▸ Data records:

◇ ◇ ◇ ◇

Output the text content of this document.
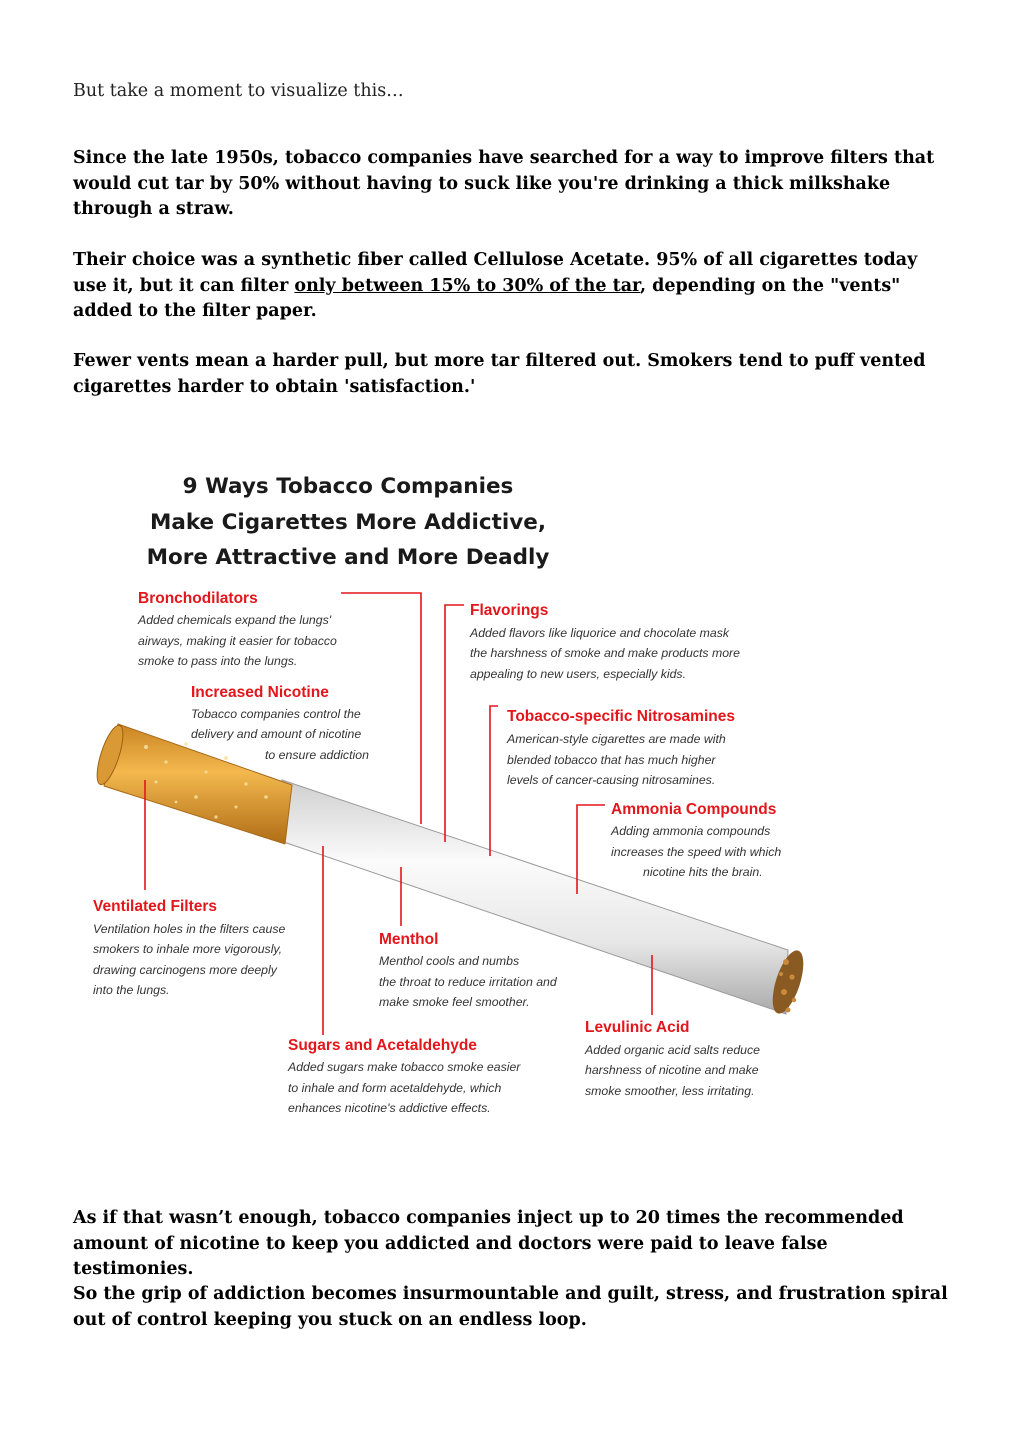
But take a moment to visualize this…

Since the late 1950s, tobacco companies have searched for a way to improve filters that would cut tar by 50% without having to suck like you're drinking a thick milkshake through a straw.

Their choice was a synthetic fiber called Cellulose Acetate. 95% of all cigarettes today use it, but it can filter only between 15% to 30% of the tar, depending on the "vents" added to the filter paper.

Fewer vents mean a harder pull, but more tar filtered out. Smokers tend to puff vented cigarettes harder to obtain 'satisfaction.'

9 Ways Tobacco Companies
Make Cigarettes More Addictive,
More Attractive and More Deadly
Bronchodilators
Added chemicals expand the lungs'
airways, making it easier for tobacco
smoke to pass into the lungs.
Flavorings
Added flavors like liquorice and chocolate mask
the harshness of smoke and make products more
appealing to new users, especially kids.
Increased Nicotine
Tobacco companies control the
delivery and amount of nicotine
to ensure addiction
Tobacco-specific Nitrosamines
American-style cigarettes are made with
blended tobacco that has much higher
levels of cancer-causing nitrosamines.
Ammonia Compounds
Adding ammonia compounds
increases the speed with which
nicotine hits the brain.
Ventilated Filters
Ventilation holes in the filters cause
smokers to inhale more vigorously,
drawing carcinogens more deeply
into the lungs.
Menthol
Menthol cools and numbs
the throat to reduce irritation and
make smoke feel smoother.
Levulinic Acid
Added organic acid salts reduce
harshness of nicotine and make
smoke smoother, less irritating.
Sugars and Acetaldehyde
Added sugars make tobacco smoke easier
to inhale and form acetaldehyde, which
enhances nicotine's addictive effects.

As if that wasn’t enough, tobacco companies inject up to 20 times the recommended amount of nicotine to keep you addicted and doctors were paid to leave false testimonies.

So the grip of addiction becomes insurmountable and guilt, stress, and frustration spiral out of control keeping you stuck on an endless loop.
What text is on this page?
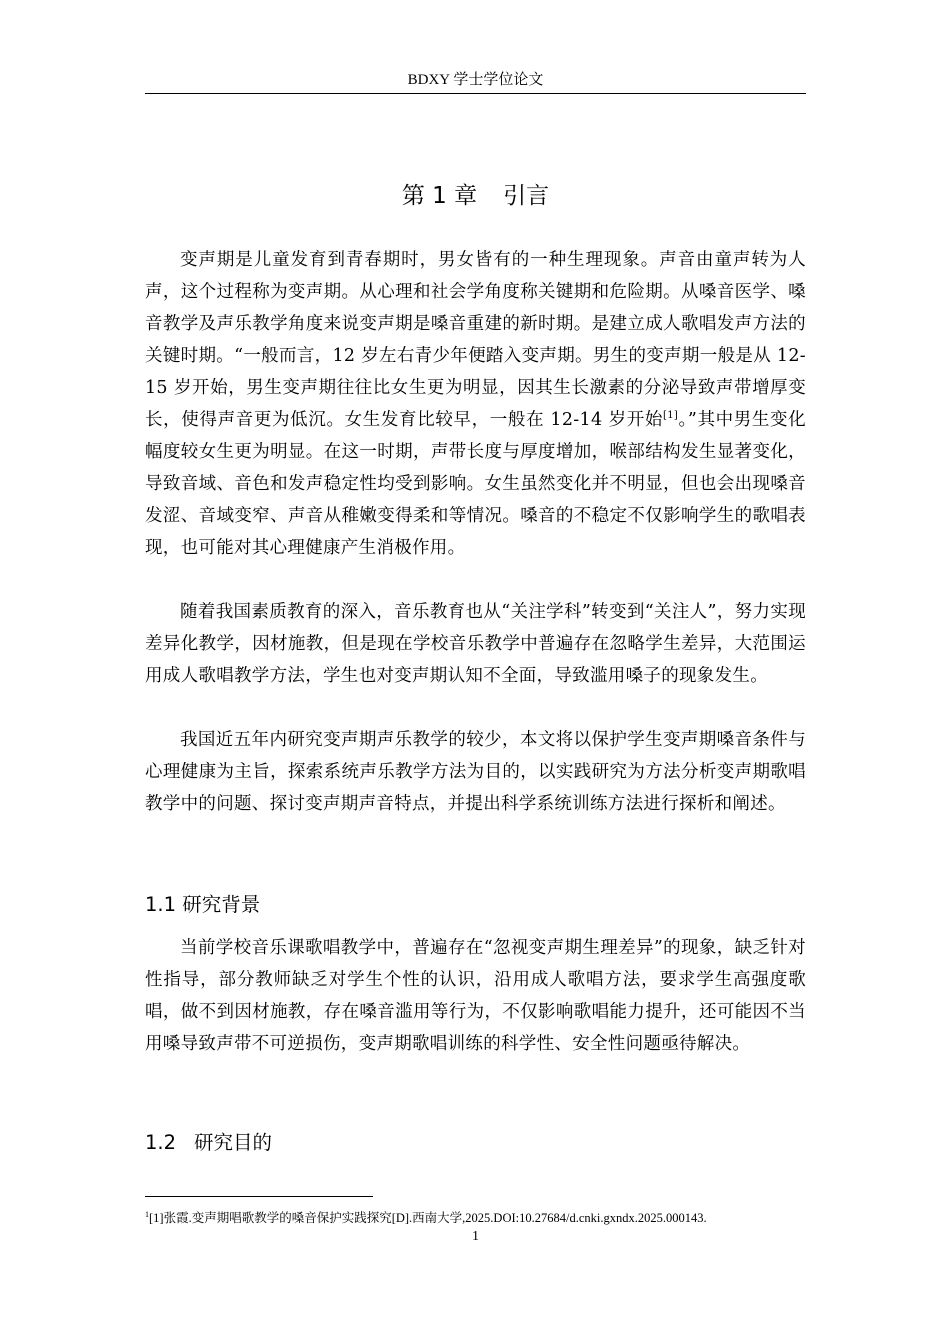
BDXY 学士学位论文
第 1 章 引言

变声期是儿童发育到青春期时，男女皆有的一种生理现象。声音由童声转为人声，这个过程称为变声期。从心理和社会学角度称关键期和危险期。从嗓音医学、嗓音教学及声乐教学角度来说变声期是嗓音重建的新时期。是建立成人歌唱发声方法的关键时期。“一般而言，12 岁左右青少年便踏入变声期。男生的变声期一般是从 12-15 岁开始，男生变声期往往比女生更为明显，因其生长激素的分泌导致声带增厚变长，使得声音更为低沉。女生发育比较早，一般在 12-14 岁开始[1]。”其中男生变化幅度较女生更为明显。在这一时期，声带长度与厚度增加，喉部结构发生显著变化，导致音域、音色和发声稳定性均受到影响。女生虽然变化并不明显，但也会出现嗓音发涩、音域变窄、声音从稚嫩变得柔和等情况。嗓音的不稳定不仅影响学生的歌唱表现，也可能对其心理健康产生消极作用。

随着我国素质教育的深入，音乐教育也从“关注学科”转变到“关注人”，努力实现差异化教学，因材施教，但是现在学校音乐教学中普遍存在忽略学生差异，大范围运用成人歌唱教学方法，学生也对变声期认知不全面，导致滥用嗓子的现象发生。

我国近五年内研究变声期声乐教学的较少，本文将以保护学生变声期嗓音条件与心理健康为主旨，探索系统声乐教学方法为目的，以实践研究为方法分析变声期歌唱教学中的问题、探讨变声期声音特点，并提出科学系统训练方法进行探析和阐述。

1.1 研究背景

当前学校音乐课歌唱教学中，普遍存在“忽视变声期生理差异”的现象，缺乏针对性指导，部分教师缺乏对学生个性的认识，沿用成人歌唱方法，要求学生高强度歌唱，做不到因材施教，存在嗓音滥用等行为，不仅影响歌唱能力提升，还可能因不当用嗓导致声带不可逆损伤，变声期歌唱训练的科学性、安全性问题亟待解决。

1.2 研究目的
$^1$[1]张霞.变声期唱歌教学的嗓音保护实践探究[D].西南大学,2025.DOI:10.27684/d.cnki.gxndx.2025.000143.
1
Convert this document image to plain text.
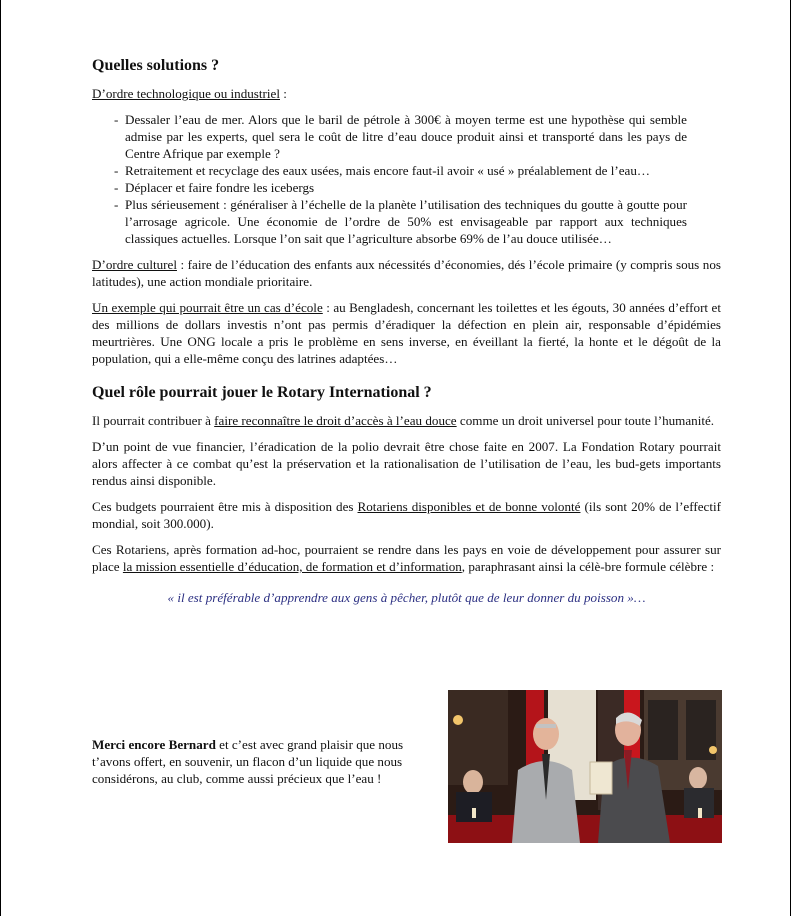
Quelles solutions ?

D’ordre technologique ou industriel :

- Dessaler l’eau de mer. Alors que le baril de pétrole à 300€ à moyen terme est une hypothèse qui semble admise par les experts, quel sera le coût de litre d’eau douce produit ainsi et transporté dans les pays de Centre Afrique par exemple ?
- Retraitement et recyclage des eaux usées, mais encore faut-il avoir « usé » préalablement de l’eau…
- Déplacer et faire fondre les icebergs
- Plus sérieusement : généraliser à l’échelle de la planète l’utilisation des techniques du goutte à goutte pour l’arrosage agricole. Une économie de l’ordre de 50% est envisageable par rapport aux techniques classiques actuelles. Lorsque l’on sait que l’agriculture absorbe 69% de l’au douce utilisée…

D’ordre culturel : faire de l’éducation des enfants aux nécessités d’économies, dés l’école primaire (y compris sous nos latitudes), une action mondiale prioritaire.

Un exemple qui pourrait être un cas d’école : au Bengladesh, concernant les toilettes et les égouts, 30 années d’effort et des millions de dollars investis n’ont pas permis d’éradiquer la défection en plein air, responsable d’épidémies meurtrières. Une ONG locale a pris le problème en sens inverse, en éveillant la fierté, la honte et le dégoût de la population, qui a elle-même conçu des latrines adaptées…

Quel rôle pourrait jouer le Rotary International ?

Il pourrait contribuer à faire reconnaître le droit d’accès à l’eau douce comme un droit universel pour toute l’humanité.

D’un point de vue financier, l’éradication de la polio devrait être chose faite en 2007. La Fondation Rotary pourrait alors affecter à ce combat qu’est la préservation et la rationalisation de l’utilisation de l’eau, les bud-gets importants rendus ainsi disponible.

Ces budgets pourraient être mis à disposition des Rotariens disponibles et de bonne volonté (ils sont 20% de l’effectif mondial, soit 300.000).

Ces Rotariens, après formation ad-hoc, pourraient se rendre dans les pays en voie de développement pour assurer sur place la mission essentielle d’éducation, de formation et d’information, paraphrasant ainsi la célè-bre formule célèbre :

« il est préférable d’apprendre aux gens à pêcher, plutôt que de leur donner du poisson »…

Merci encore Bernard et c’est avec grand plaisir que nous t’avons offert, en souvenir, un flacon d’un liquide que nous considérons, au club, comme aussi précieux que l’eau !
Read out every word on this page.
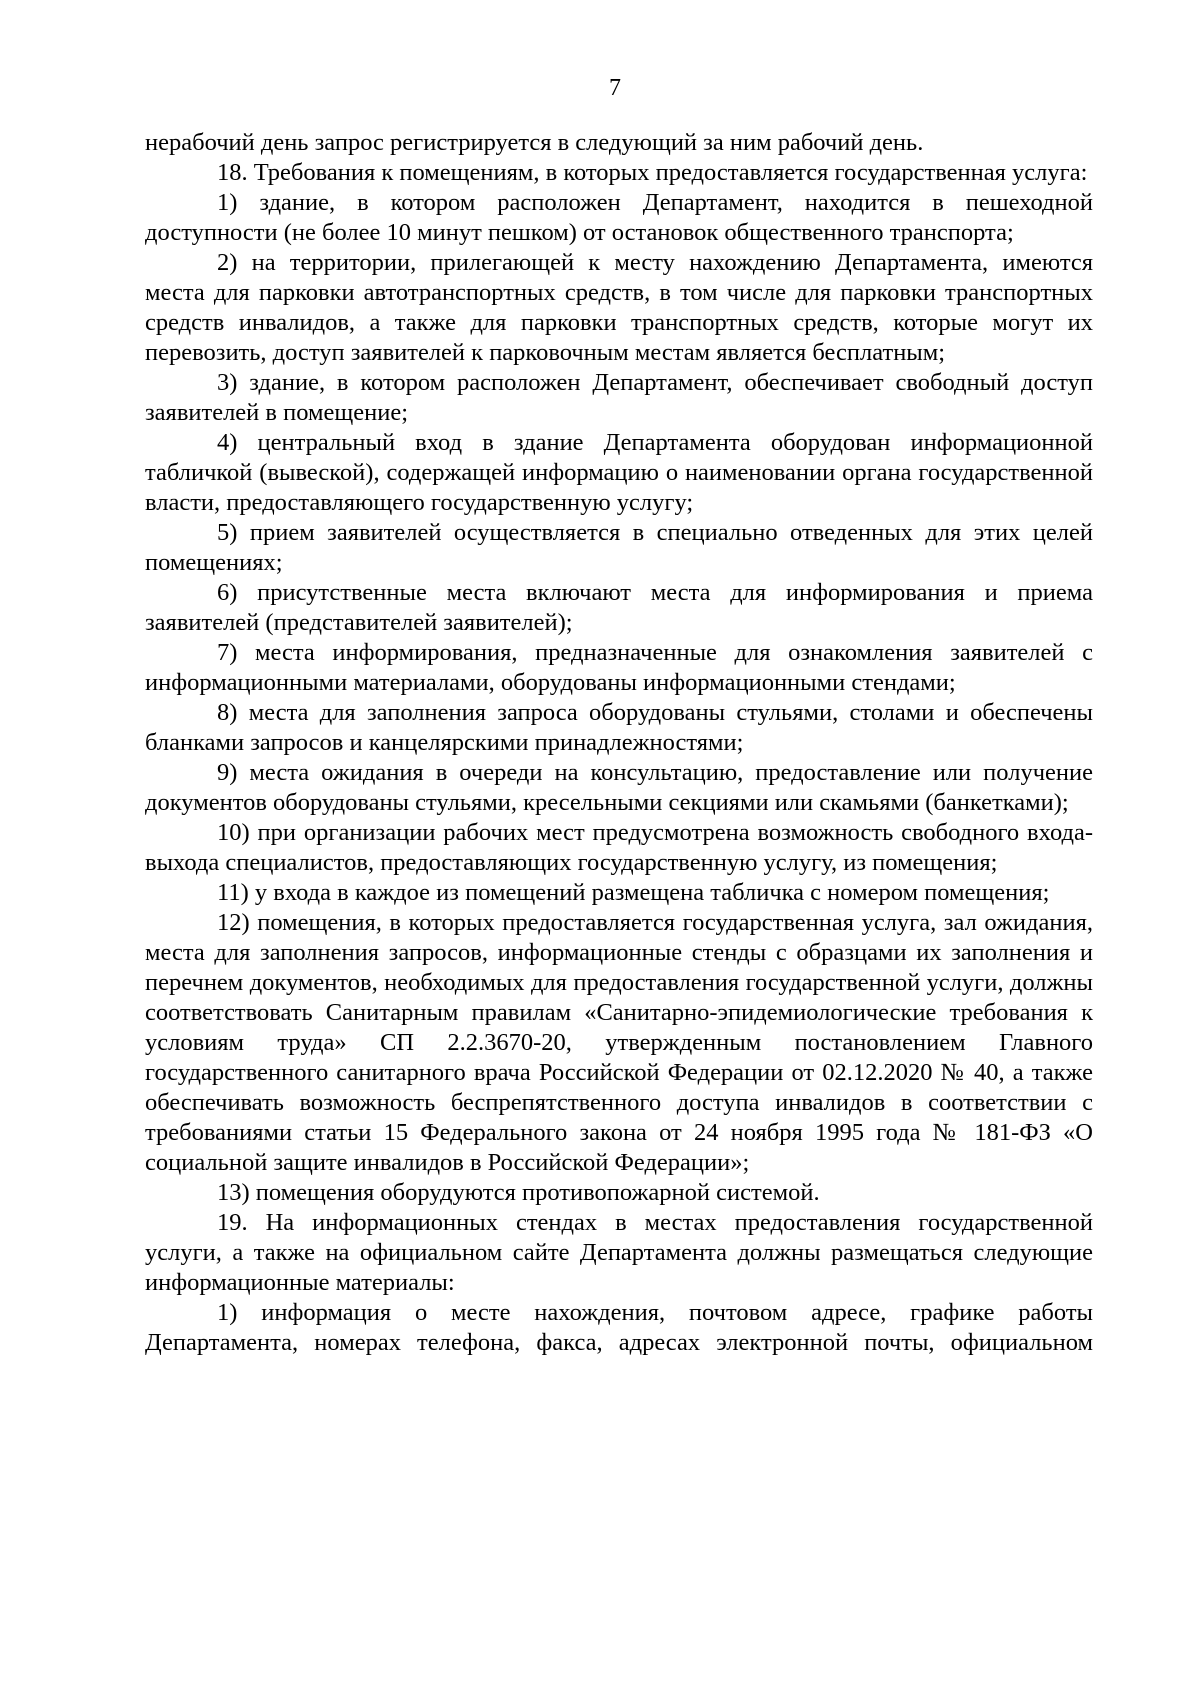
7

нерабочий день запрос регистрируется в следующий за ним рабочий день.

18. Требования к помещениям, в которых предоставляется государственная услуга:

1) здание, в котором расположен Департамент, находится в пешеходной доступности (не более 10 минут пешком) от остановок общественного транспорта;

2) на территории, прилегающей к месту нахождению Департамента, имеются места для парковки автотранспортных средств, в том числе для парковки транспортных средств инвалидов, а также для парковки транспортных средств, которые могут их перевозить, доступ заявителей к парковочным местам является бесплатным;

3) здание, в котором расположен Департамент, обеспечивает свободный доступ заявителей в помещение;

4) центральный вход в здание Департамента оборудован информационной табличкой (вывеской), содержащей информацию о наименовании органа государственной власти, предоставляющего государственную услугу;

5) прием заявителей осуществляется в специально отведенных для этих целей помещениях;

6) присутственные места включают места для информирования и приема заявителей (представителей заявителей);

7) места информирования, предназначенные для ознакомления заявителей с информационными материалами, оборудованы информационными стендами;

8) места для заполнения запроса оборудованы стульями, столами и обеспечены бланками запросов и канцелярскими принадлежностями;

9) места ожидания в очереди на консультацию, предоставление или получение документов оборудованы стульями, кресельными секциями или скамьями (банкетками);

10) при организации рабочих мест предусмотрена возможность свободного входа-выхода специалистов, предоставляющих государственную услугу, из помещения;

11) у входа в каждое из помещений размещена табличка с номером помещения;

12) помещения, в которых предоставляется государственная услуга, зал ожидания, места для заполнения запросов, информационные стенды с образцами их заполнения и перечнем документов, необходимых для предоставления государственной услуги, должны соответствовать Санитарным правилам «Санитарно-эпидемиологические требования к условиям труда» СП 2.2.3670-20, утвержденным постановлением Главного государственного санитарного врача Российской Федерации от 02.12.2020 № 40, а также обеспечивать возможность беспрепятственного доступа инвалидов в соответствии с требованиями статьи 15 Федерального закона от 24 ноября 1995 года № 181-ФЗ «О социальной защите инвалидов в Российской Федерации»;

13) помещения оборудуются противопожарной системой.

19. На информационных стендах в местах предоставления государственной услуги, а также на официальном сайте Департамента должны размещаться следующие информационные материалы:

1) информация о месте нахождения, почтовом адресе, графике работы Департамента, номерах телефона, факса, адресах электронной почты, официальном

◇ ◇ ◇ ◇

▸ Exercise brief:
Copy out all lines where the word "that" appears.

▸ Task answer:
Since the late 1950s, tobacco companies have searched for a way to improve filters that would cut tar by 50% without having to suck like you're drinking a thick milkshake through a straw.
blended tobacco that has much higher
As if that wasn’t enough, tobacco companies inject up to 20 times the recommended amount of nicotine to keep you addicted and doctors were paid to leave false testimonies.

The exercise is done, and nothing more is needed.